### Task goal
Scan the lines below; pull out those with "پروژه".

### Data to use
^^^^^^^^
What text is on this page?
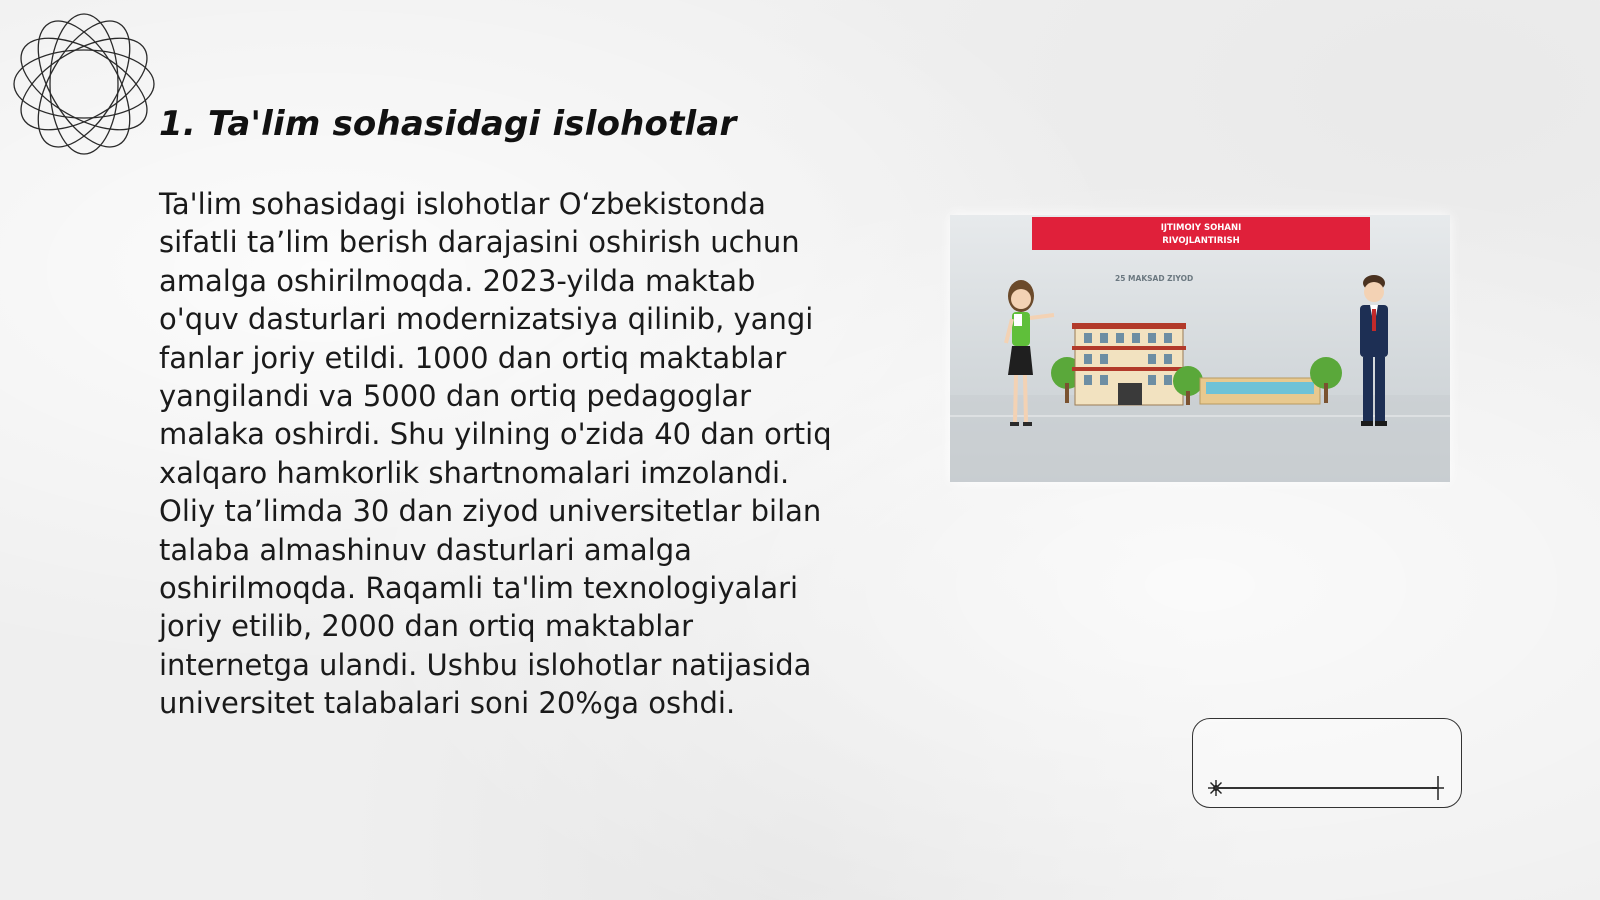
1. Ta'lim sohasidagi islohotlar

Ta'lim sohasidagi islohotlar O‘zbekistonda sifatli ta’lim berish darajasini oshirish uchun amalga oshirilmoqda. 2023-yilda maktab o'quv dasturlari modernizatsiya qilinib, yangi fanlar joriy etildi. 1000 dan ortiq maktablar yangilandi va 5000 dan ortiq pedagoglar malaka oshirdi. Shu yilning o'zida 40 dan ortiq xalqaro hamkorlik shartnomalari imzolandi. Oliy ta’limda 30 dan ziyod universitetlar bilan talaba almashinuv dasturlari amalga oshirilmoqda. Raqamli ta'lim texnologiyalari joriy etilib, 2000 dan ortiq maktablar internetga ulandi. Ushbu islohotlar natijasida universitet talabalari soni 20%ga oshdi.

IJTIMOIY SOHANI
RIVOJLANTIRISH
25 MAKSAD ZIYOD
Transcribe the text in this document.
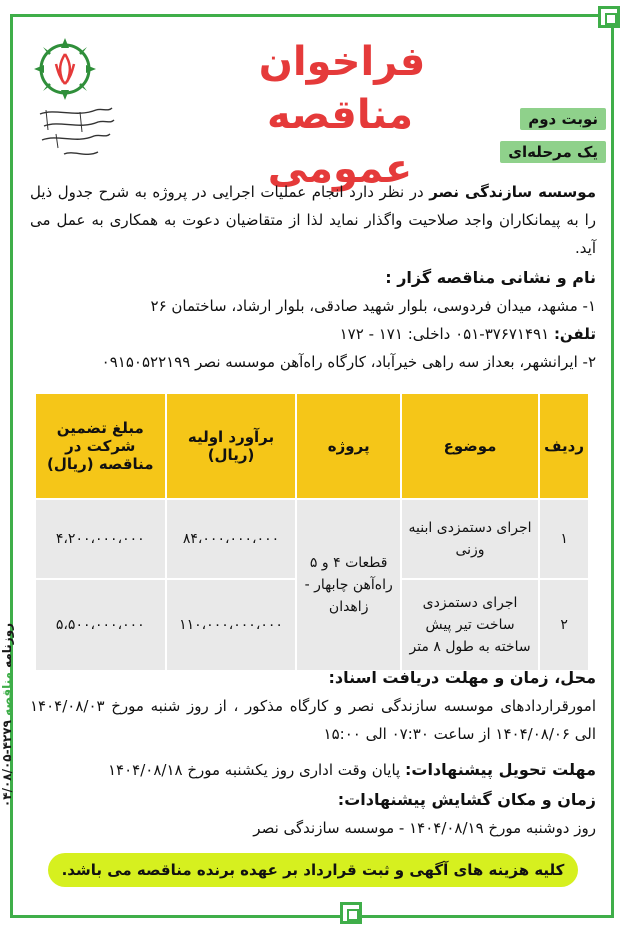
فراخوان
مناقصه عمومی
نوبت دوم
یک مرحله‌ای
موسسه سازندگی نصر در نظر دارد انجام عملیات اجرایی در پروژه به شرح جدول ذیل را به پیمانکاران واجد صلاحیت واگذار نماید لذا از متقاضیان دعوت به همکاری به عمل می آید.
نام و نشانی مناقصه گزار :
۱- مشهد، میدان فردوسی، بلوار شهید صادقی، بلوار ارشاد، ساختمان ۲۶
تلفن: ۳۷۶۷۱۴۹۱-۰۵۱ داخلی: ۱۷۱ - ۱۷۲
۲- ایرانشهر، بعداز سه راهی خیرآباد، کارگاه راه‌آهن موسسه نصر ۰۹۱۵۰۵۲۲۱۹۹
ردیف	موضوع	پروژه	برآورد اولیه (ریال)	مبلغ تضمین شرکت در مناقصه (ریال)
۱	اجرای دستمزدی ابنیه وزنی	قطعات ۴ و ۵ راه‌آهن چابهار - زاهدان	۸۴،۰۰۰،۰۰۰،۰۰۰	۴،۲۰۰،۰۰۰،۰۰۰
۲	اجرای دستمزدی ساخت تیر پیش ساخته به طول ۸ متر		۱۱۰،۰۰۰،۰۰۰،۰۰۰	۵،۵۰۰،۰۰۰،۰۰۰
محل، زمان و مهلت دریافت اسناد:
امورقراردادهای موسسه سازندگی نصر و کارگاه مذکور ، از روز شنبه مورخ ۱۴۰۴/۰۸/۰۳ الی ۱۴۰۴/۰۸/۰۶ از ساعت ۰۷:۳۰ الی ۱۵:۰۰
مهلت تحویل پیشنهادات: پایان وقت اداری روز یکشنبه مورخ ۱۴۰۴/۰۸/۱۸
زمان و مکان گشایش پیشنهادات:
روز دوشنبه مورخ ۱۴۰۴/۰۸/۱۹ - موسسه سازندگی نصر
کلیه هزینه های آگهی و ثبت قرارداد بر عهده برنده مناقصه می باشد.
روزنامه مناقصه ۴۲۷۹-۰۴/۰۸/۰۵
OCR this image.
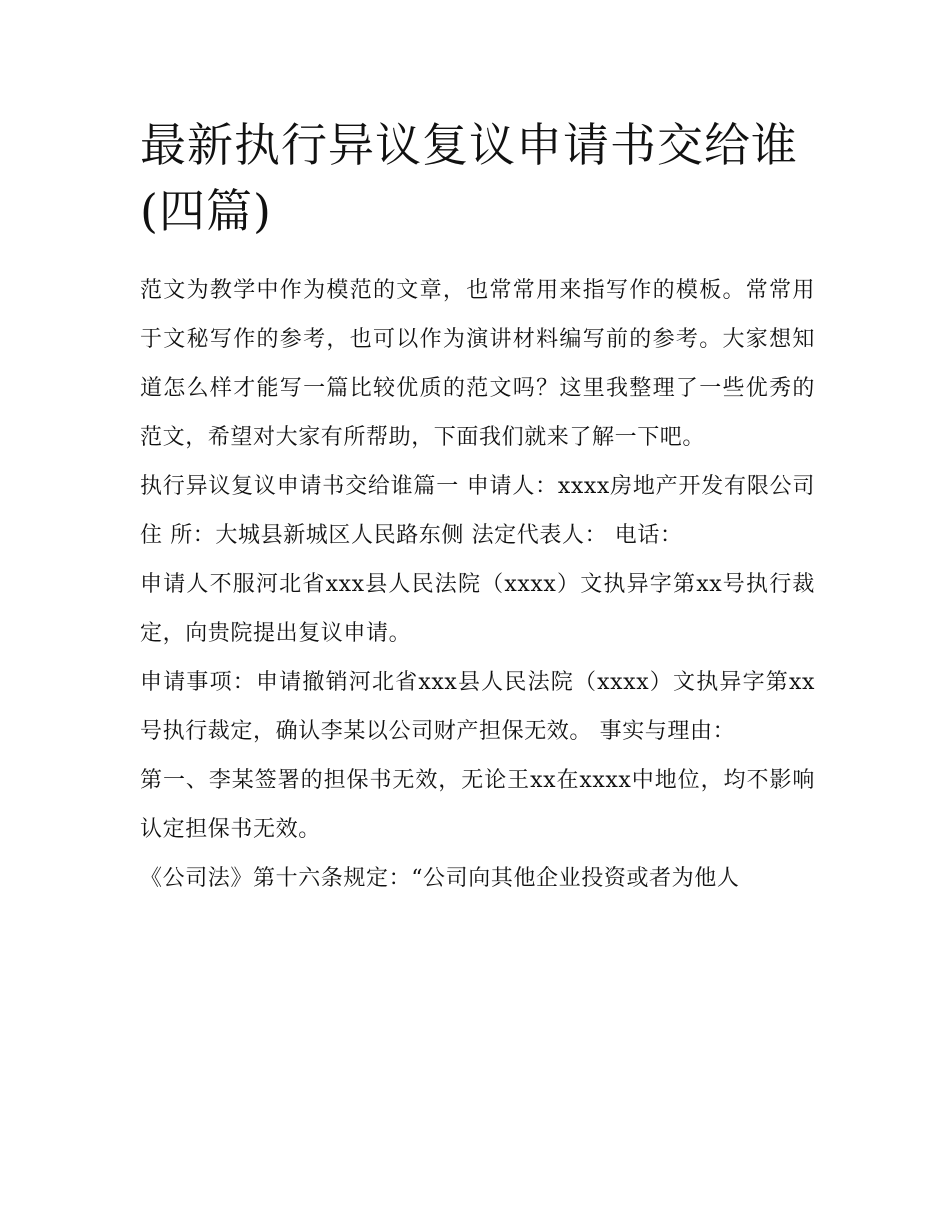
最新执行异议复议申请书交给谁(四篇)

范文为教学中作为模范的文章，也常常用来指写作的模板。常常用于文秘写作的参考，也可以作为演讲材料编写前的参考。大家想知道怎么样才能写一篇比较优质的范文吗？这里我整理了一些优秀的范文，希望对大家有所帮助，下面我们就来了解一下吧。

执行异议复议申请书交给谁篇一 申请人：xxxx房地产开发有限公司 住 所：大城县新城区人民路东侧 法定代表人： 电话：

申请人不服河北省xxx县人民法院（xxxx）文执异字第xx号执行裁定，向贵院提出复议申请。

申请事项：申请撤销河北省xxx县人民法院（xxxx）文执异字第xx号执行裁定，确认李某以公司财产担保无效。 事实与理由：

第一、李某签署的担保书无效，无论王xx在xxxx中地位，均不影响认定担保书无效。

《公司法》第十六条规定：“公司向其他企业投资或者为他人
^^^^^^^^
### Exercise answer
موسسه سازندگی نصر در نظر دارد انجام عملیات اجرایی در پروژه به شرح جدول ذیل را به پیمانکاران واجد صلاحیت واگذار نماید لذا از متقاضیان دعوت به همکاری به عمل می آید.
ردیف	موضوع	پروژه	برآورد اولیه (ریال)	مبلغ تضمین شرکت در مناقصه (ریال)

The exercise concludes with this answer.